▸ **WRITTEN EXERCISE**
Count the lines in the data below where the string "Rusztowania" occurs, please, and give the number alone.

▸ **DATA EXCERPTS**
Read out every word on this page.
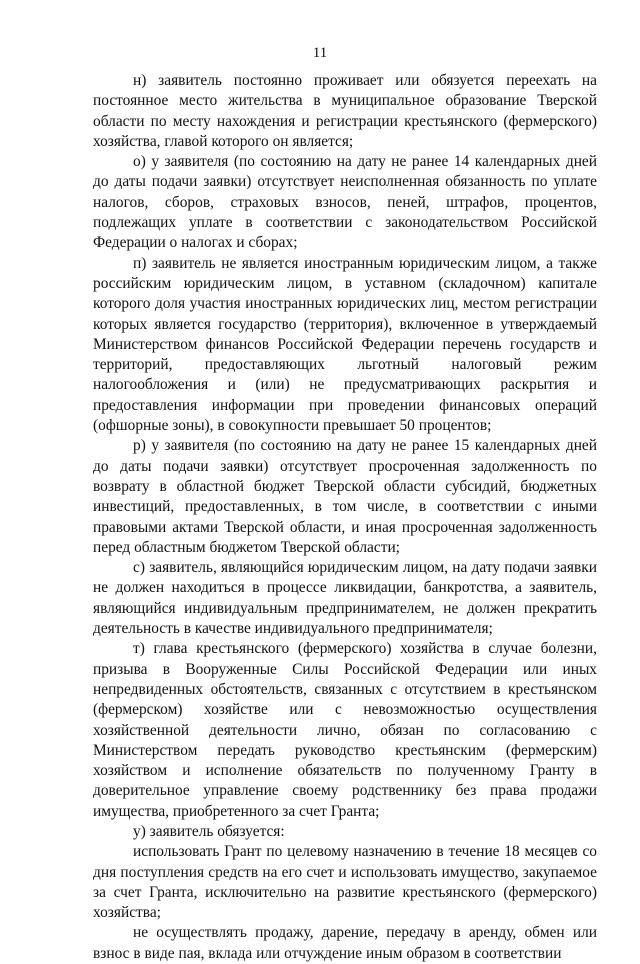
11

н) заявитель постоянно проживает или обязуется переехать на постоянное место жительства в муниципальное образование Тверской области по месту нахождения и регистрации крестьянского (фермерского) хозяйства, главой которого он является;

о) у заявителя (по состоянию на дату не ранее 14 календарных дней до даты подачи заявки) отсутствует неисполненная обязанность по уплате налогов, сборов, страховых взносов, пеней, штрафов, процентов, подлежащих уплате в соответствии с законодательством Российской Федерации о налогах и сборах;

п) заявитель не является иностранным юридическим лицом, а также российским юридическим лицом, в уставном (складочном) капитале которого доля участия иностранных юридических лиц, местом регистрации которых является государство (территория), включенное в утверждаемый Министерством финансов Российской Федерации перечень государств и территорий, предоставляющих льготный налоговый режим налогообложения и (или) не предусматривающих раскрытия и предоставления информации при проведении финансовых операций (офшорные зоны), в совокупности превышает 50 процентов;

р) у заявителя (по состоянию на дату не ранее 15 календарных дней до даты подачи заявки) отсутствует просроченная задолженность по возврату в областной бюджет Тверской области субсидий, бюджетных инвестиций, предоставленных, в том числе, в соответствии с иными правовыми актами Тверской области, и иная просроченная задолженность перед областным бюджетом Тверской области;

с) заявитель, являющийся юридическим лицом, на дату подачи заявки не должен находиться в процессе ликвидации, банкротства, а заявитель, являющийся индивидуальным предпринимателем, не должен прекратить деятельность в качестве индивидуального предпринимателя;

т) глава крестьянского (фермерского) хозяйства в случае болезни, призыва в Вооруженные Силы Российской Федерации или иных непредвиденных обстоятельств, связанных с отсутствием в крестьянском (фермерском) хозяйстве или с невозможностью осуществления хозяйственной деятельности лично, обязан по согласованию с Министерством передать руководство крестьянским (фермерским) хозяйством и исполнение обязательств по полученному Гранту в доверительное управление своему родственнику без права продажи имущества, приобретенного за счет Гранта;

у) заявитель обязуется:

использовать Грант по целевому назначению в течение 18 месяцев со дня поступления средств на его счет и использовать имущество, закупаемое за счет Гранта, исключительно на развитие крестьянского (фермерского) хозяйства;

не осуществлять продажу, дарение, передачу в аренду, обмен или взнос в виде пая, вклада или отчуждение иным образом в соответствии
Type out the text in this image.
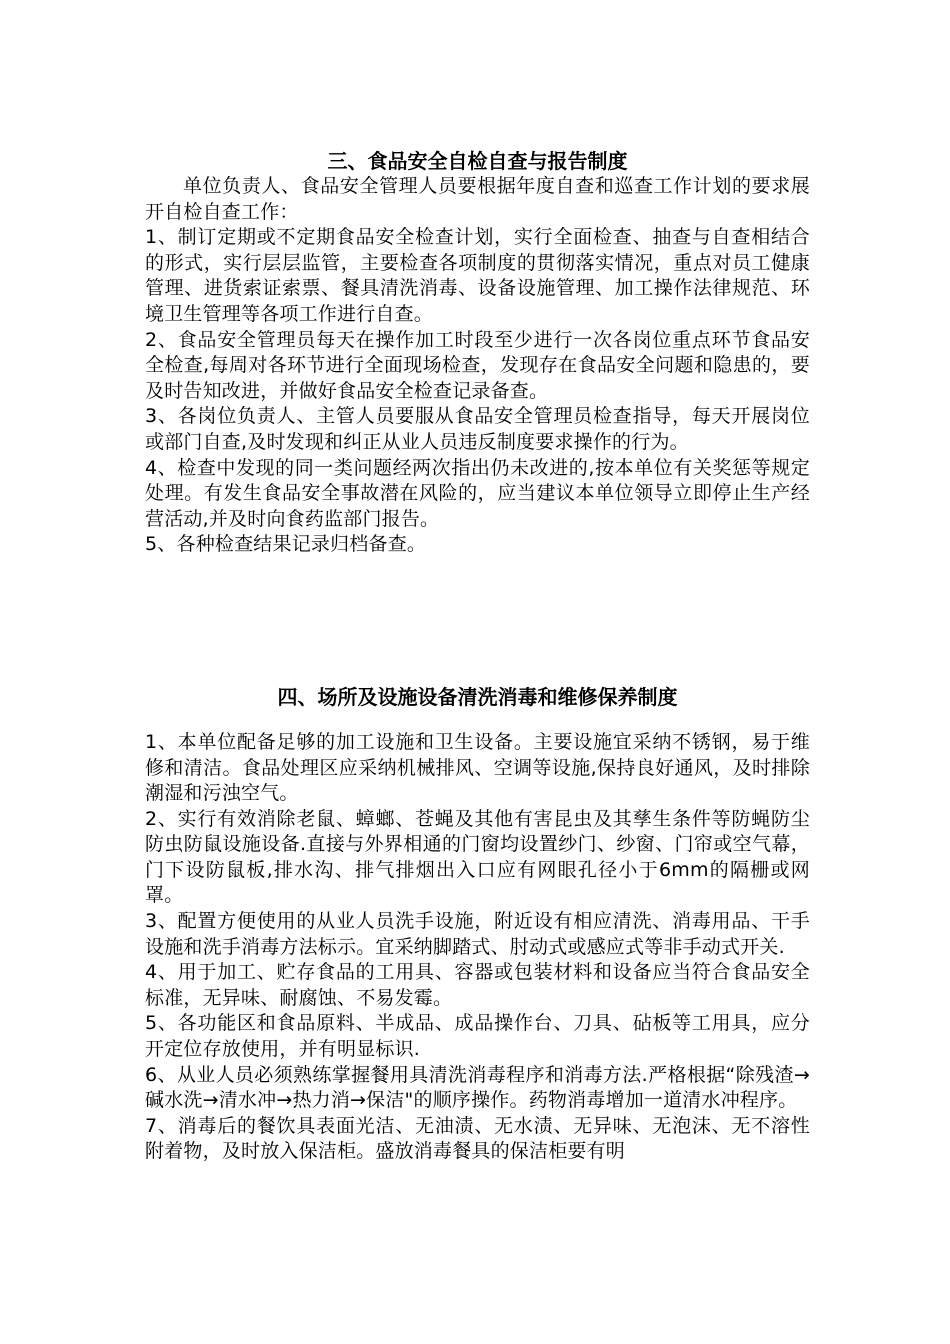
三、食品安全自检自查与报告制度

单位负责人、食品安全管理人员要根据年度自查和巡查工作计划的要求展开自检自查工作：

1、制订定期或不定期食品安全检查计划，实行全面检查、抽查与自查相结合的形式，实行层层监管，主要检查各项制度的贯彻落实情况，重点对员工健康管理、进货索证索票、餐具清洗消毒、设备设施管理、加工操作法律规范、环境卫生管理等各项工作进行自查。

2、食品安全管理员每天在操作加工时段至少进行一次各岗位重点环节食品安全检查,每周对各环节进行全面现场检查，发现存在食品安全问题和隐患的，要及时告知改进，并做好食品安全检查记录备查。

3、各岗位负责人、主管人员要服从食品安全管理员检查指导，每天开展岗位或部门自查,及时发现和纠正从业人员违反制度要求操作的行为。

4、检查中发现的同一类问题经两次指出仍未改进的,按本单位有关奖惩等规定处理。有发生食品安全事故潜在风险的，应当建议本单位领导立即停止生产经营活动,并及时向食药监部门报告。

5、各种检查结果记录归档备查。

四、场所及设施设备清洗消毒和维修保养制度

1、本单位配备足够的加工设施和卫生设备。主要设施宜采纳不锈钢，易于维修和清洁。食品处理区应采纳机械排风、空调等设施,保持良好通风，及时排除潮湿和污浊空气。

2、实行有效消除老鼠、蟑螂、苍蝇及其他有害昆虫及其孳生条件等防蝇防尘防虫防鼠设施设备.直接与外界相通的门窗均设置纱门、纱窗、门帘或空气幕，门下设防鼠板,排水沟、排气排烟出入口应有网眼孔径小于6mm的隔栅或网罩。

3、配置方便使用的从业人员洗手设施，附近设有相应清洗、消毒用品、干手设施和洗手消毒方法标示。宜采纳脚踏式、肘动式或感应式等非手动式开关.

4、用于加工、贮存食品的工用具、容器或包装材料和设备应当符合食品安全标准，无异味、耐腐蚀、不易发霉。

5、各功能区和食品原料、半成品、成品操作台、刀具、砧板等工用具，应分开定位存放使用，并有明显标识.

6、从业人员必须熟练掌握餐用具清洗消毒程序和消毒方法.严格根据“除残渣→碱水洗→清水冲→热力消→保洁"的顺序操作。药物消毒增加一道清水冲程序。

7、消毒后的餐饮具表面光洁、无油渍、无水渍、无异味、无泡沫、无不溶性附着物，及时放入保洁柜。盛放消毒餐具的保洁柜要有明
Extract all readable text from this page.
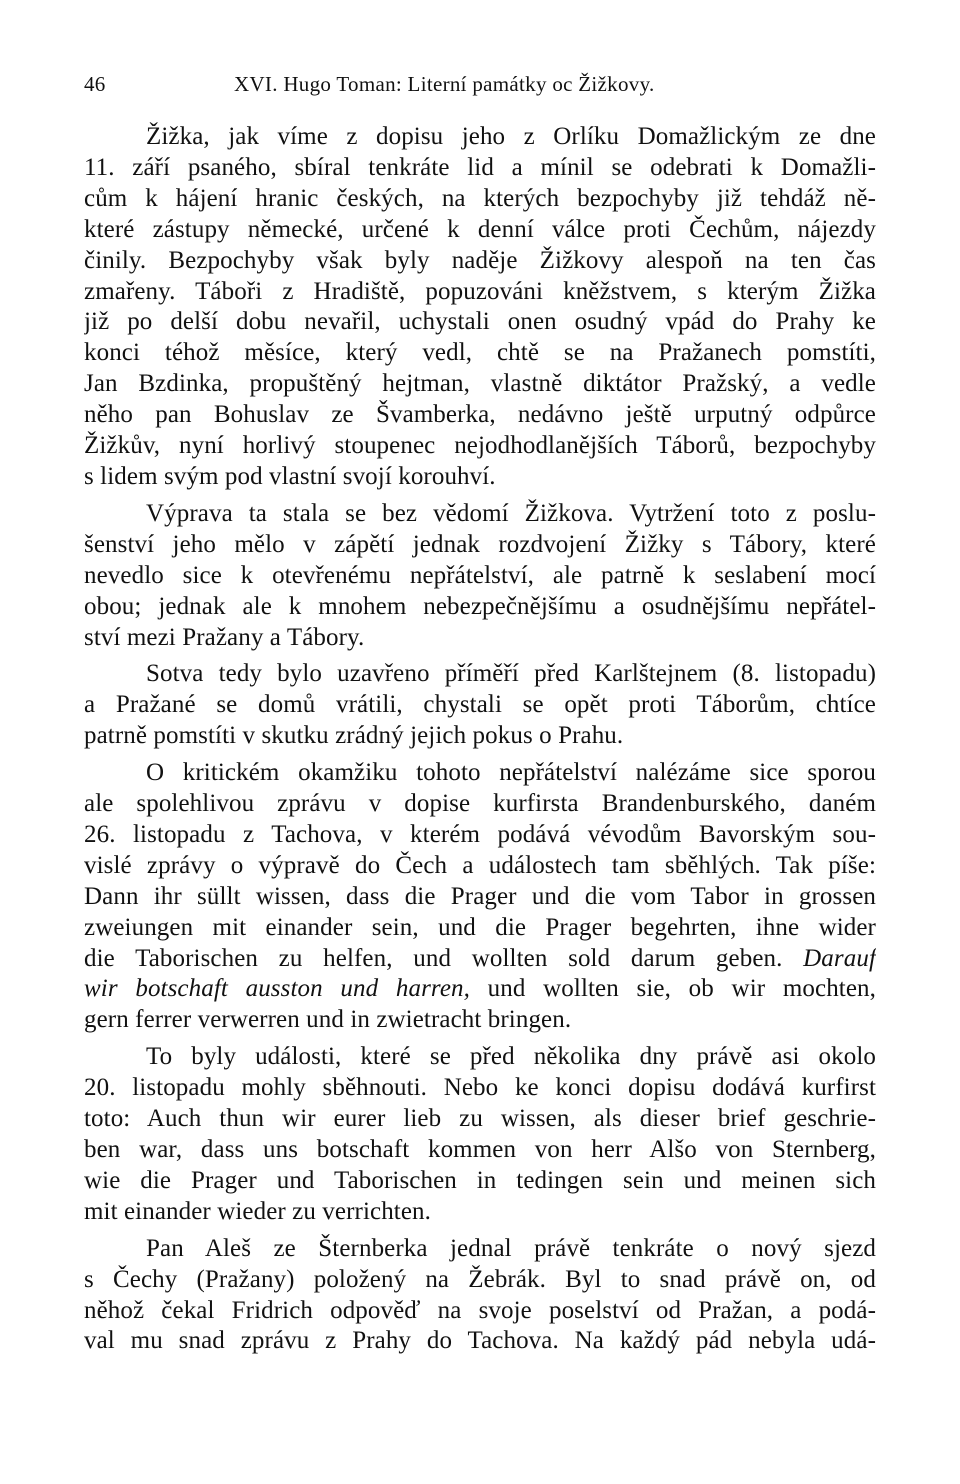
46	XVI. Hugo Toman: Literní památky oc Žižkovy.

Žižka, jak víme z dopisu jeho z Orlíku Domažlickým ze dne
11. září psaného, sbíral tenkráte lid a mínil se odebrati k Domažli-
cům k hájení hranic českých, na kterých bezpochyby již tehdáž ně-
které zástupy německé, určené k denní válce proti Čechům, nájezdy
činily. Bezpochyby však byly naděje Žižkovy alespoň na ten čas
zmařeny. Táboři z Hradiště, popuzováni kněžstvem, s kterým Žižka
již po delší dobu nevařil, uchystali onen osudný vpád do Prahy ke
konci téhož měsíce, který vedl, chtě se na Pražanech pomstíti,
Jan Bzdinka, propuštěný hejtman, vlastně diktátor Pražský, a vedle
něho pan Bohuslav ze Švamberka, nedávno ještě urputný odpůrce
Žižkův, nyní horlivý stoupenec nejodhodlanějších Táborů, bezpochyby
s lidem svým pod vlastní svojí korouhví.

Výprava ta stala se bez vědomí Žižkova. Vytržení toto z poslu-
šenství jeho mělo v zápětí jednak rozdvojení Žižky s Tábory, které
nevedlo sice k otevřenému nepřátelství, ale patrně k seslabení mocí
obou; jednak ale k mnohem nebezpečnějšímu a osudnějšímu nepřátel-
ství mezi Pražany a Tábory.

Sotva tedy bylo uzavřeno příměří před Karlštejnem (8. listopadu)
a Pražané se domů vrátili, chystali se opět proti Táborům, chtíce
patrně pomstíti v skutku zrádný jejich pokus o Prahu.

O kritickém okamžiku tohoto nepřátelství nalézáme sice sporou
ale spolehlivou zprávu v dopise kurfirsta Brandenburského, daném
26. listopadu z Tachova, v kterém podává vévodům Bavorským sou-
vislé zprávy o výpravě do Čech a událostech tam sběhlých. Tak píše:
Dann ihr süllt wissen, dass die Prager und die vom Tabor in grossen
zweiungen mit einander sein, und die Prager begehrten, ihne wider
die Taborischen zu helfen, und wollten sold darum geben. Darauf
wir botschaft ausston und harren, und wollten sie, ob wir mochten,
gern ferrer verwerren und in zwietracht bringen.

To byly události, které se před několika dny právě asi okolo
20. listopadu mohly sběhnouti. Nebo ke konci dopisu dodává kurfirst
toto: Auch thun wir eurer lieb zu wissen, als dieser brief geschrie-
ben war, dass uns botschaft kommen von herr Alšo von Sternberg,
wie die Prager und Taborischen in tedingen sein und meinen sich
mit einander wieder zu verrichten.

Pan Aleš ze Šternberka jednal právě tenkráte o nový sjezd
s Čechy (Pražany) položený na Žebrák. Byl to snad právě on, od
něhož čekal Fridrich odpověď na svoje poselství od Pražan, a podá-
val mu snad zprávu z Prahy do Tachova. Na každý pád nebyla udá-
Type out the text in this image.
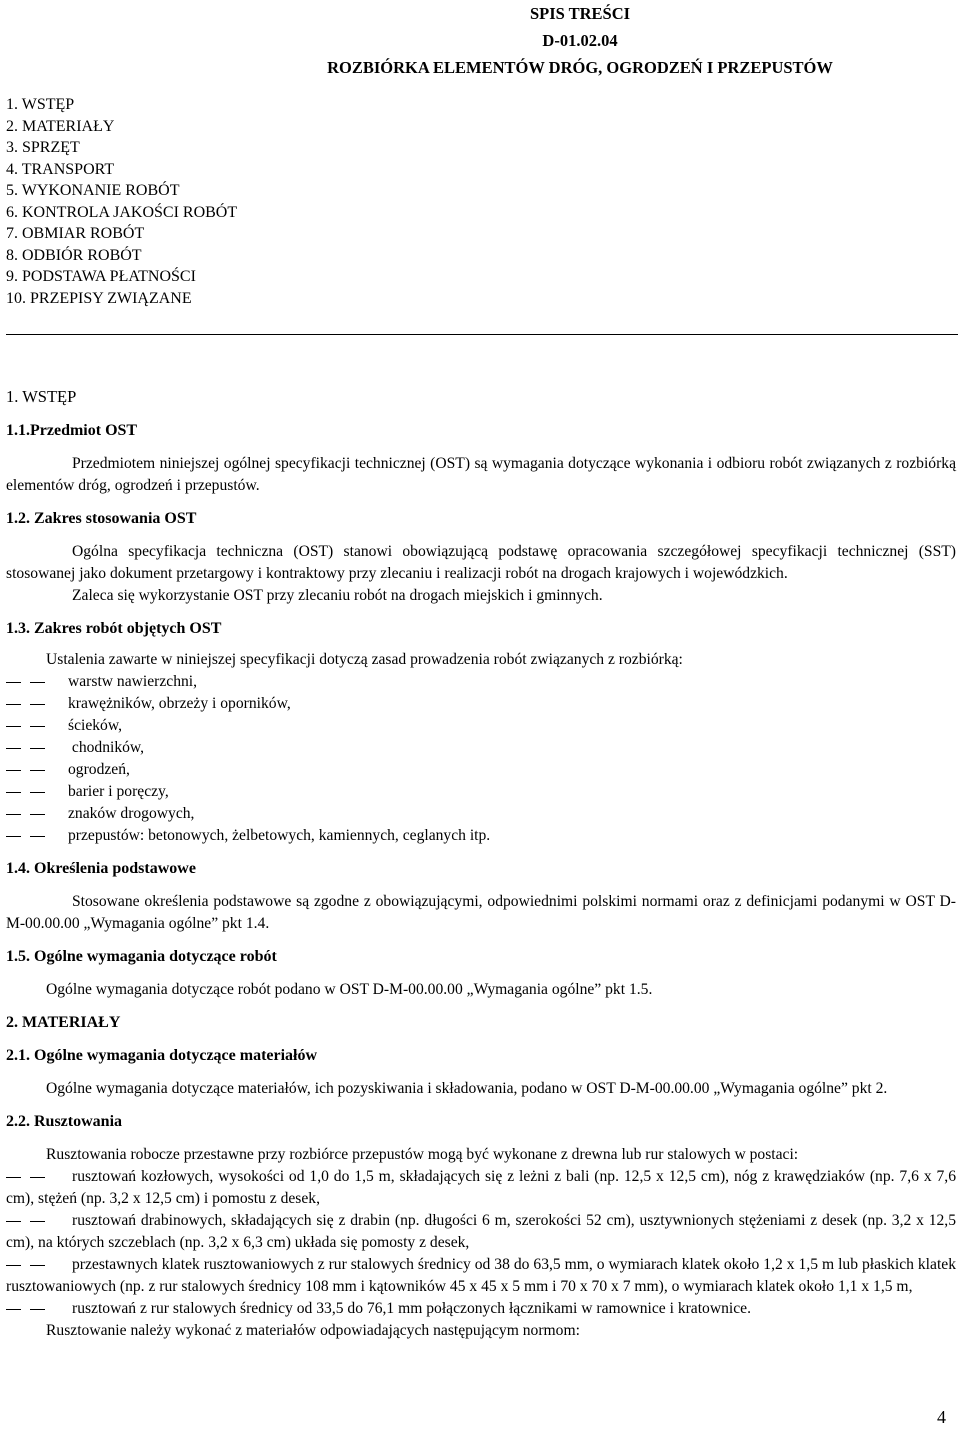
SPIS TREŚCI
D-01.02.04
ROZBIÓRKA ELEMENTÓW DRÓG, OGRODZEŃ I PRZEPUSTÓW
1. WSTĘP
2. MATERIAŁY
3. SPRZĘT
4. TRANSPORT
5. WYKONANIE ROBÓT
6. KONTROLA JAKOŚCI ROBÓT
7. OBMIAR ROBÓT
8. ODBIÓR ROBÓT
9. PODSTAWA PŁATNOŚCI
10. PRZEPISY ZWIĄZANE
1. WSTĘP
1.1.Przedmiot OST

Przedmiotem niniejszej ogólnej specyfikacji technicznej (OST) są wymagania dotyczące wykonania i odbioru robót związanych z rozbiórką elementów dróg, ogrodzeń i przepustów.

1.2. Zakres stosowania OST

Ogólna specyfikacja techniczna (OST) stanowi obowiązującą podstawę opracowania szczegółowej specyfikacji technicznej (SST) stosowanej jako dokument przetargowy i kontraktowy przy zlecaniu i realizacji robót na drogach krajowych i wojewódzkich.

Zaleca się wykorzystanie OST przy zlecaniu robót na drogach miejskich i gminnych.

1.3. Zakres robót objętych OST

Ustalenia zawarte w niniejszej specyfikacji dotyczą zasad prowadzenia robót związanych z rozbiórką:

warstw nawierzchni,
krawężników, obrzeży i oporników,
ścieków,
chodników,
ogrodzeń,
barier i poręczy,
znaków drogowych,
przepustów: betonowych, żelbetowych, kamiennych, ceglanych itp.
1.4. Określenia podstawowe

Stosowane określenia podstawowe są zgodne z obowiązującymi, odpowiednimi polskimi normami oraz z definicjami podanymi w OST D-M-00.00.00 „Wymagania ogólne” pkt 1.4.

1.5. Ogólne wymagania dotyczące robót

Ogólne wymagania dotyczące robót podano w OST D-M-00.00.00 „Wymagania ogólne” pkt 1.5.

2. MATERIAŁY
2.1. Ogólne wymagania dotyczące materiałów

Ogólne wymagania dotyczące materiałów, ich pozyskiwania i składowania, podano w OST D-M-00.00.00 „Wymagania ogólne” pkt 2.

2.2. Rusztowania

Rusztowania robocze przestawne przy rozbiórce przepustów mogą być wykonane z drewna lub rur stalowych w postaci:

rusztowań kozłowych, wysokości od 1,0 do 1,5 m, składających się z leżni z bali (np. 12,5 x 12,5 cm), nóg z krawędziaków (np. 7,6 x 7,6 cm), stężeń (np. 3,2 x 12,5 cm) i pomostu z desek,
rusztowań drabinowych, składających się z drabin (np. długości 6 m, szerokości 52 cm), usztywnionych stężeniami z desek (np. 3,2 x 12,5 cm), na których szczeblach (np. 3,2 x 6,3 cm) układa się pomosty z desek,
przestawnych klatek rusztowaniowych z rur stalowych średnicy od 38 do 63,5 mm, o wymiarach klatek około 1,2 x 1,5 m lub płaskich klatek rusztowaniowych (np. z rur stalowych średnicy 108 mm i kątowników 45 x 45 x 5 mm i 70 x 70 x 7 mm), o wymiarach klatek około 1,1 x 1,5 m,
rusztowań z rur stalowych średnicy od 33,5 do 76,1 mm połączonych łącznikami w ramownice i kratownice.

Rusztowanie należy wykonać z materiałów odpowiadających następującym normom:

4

▸ **WRITTEN RESPONSE**
2